> _Task_: In the entries below, find every line with "title" and copy it.

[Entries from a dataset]
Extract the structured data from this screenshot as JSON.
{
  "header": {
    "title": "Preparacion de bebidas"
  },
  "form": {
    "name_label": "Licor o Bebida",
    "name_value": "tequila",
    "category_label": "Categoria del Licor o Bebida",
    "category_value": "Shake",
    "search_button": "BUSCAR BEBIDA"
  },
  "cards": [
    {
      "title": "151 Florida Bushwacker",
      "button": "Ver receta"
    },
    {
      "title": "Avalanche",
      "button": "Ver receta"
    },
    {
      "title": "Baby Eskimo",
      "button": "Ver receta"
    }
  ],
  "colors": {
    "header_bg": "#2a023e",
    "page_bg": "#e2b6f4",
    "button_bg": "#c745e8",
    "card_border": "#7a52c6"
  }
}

> _Answer_:
    "title": "Preparacion de bebidas"
      "title": "151 Florida Bushwacker",
      "title": "Avalanche",
      "title": "Baby Eskimo",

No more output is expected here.